* **What to work on**:
Each record below is to be reproduced without any change.

* **Exercise input**:
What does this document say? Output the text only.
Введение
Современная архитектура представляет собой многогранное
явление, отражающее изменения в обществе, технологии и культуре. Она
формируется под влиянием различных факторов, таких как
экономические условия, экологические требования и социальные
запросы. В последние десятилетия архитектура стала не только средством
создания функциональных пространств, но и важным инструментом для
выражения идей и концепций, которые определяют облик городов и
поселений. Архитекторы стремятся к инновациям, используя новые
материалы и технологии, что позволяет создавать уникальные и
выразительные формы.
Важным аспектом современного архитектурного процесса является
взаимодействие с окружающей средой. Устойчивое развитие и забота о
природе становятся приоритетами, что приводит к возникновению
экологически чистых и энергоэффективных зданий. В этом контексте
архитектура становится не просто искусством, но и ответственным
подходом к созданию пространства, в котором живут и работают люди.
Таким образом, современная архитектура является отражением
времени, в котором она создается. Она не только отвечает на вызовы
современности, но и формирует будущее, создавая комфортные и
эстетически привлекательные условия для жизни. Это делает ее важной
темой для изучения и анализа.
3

* **Exercise output**:
What does this document say? Output the text only.
Введение
Современная архитектура представляет собой многогранное
явление, отражающее изменения в обществе, технологии и культуре. Она
формируется под влиянием различных факторов, таких как
экономические условия, экологические требования и социальные
запросы. В последние десятилетия архитектура стала не только средством
создания функциональных пространств, но и важным инструментом для
выражения идей и концепций, которые определяют облик городов и
поселений. Архитекторы стремятся к инновациям, используя новые
материалы и технологии, что позволяет создавать уникальные и
выразительные формы.
Важным аспектом современного архитектурного процесса является
взаимодействие с окружающей средой. Устойчивое развитие и забота о
природе становятся приоритетами, что приводит к возникновению
экологически чистых и энергоэффективных зданий. В этом контексте
архитектура становится не просто искусством, но и ответственным
подходом к созданию пространства, в котором живут и работают люди.
Таким образом, современная архитектура является отражением
времени, в котором она создается. Она не только отвечает на вызовы
современности, но и формирует будущее, создавая комфортные и
эстетически привлекательные условия для жизни. Это делает ее важной
темой для изучения и анализа.
3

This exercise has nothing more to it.